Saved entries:
↓↓↓

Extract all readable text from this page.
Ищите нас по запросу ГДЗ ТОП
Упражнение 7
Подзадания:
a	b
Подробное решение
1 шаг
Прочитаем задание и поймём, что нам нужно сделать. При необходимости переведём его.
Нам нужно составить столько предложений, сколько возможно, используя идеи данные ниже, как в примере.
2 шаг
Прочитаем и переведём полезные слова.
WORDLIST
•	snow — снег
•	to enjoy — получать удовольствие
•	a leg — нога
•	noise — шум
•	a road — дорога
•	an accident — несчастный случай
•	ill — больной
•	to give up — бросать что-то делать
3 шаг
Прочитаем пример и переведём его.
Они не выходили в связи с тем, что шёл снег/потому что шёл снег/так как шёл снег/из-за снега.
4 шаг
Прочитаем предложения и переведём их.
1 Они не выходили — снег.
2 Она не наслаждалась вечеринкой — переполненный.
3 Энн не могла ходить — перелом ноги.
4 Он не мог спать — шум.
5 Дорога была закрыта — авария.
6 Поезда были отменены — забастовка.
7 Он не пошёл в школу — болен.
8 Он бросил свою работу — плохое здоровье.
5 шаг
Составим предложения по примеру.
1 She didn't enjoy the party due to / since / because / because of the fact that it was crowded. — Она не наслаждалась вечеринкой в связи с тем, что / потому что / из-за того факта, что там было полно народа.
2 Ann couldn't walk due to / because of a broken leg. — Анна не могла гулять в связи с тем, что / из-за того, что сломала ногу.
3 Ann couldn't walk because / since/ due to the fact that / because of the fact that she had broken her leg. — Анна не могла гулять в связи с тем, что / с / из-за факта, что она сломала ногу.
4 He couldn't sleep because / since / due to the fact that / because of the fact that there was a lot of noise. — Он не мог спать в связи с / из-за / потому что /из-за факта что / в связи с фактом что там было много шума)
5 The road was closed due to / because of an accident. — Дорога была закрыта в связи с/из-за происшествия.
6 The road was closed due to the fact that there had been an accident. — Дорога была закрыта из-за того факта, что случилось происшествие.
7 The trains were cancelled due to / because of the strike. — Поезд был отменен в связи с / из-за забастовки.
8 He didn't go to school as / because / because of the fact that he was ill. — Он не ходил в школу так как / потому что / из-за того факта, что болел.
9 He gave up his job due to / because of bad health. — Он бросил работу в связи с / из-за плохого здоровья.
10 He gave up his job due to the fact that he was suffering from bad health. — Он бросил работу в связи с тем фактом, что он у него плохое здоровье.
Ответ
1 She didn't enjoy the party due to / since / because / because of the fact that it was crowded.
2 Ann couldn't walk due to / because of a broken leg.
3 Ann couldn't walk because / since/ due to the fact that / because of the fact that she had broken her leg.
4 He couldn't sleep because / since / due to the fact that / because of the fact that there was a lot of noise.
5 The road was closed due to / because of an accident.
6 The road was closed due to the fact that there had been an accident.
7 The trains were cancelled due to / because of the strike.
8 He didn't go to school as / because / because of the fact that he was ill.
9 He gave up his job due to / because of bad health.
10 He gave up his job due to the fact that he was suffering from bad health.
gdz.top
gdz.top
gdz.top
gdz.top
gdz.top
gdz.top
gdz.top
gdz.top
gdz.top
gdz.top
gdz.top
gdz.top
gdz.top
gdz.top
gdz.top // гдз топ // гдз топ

↑↑↑

Task goal:
Check each line above for the word "were" and copy the ones that have it.

Answer to this task:
7 The trains were cancelled due to / because of the strike. — Поезд был отменен в связи с / из-за забастовки.
7 The trains were cancelled due to / because of the strike.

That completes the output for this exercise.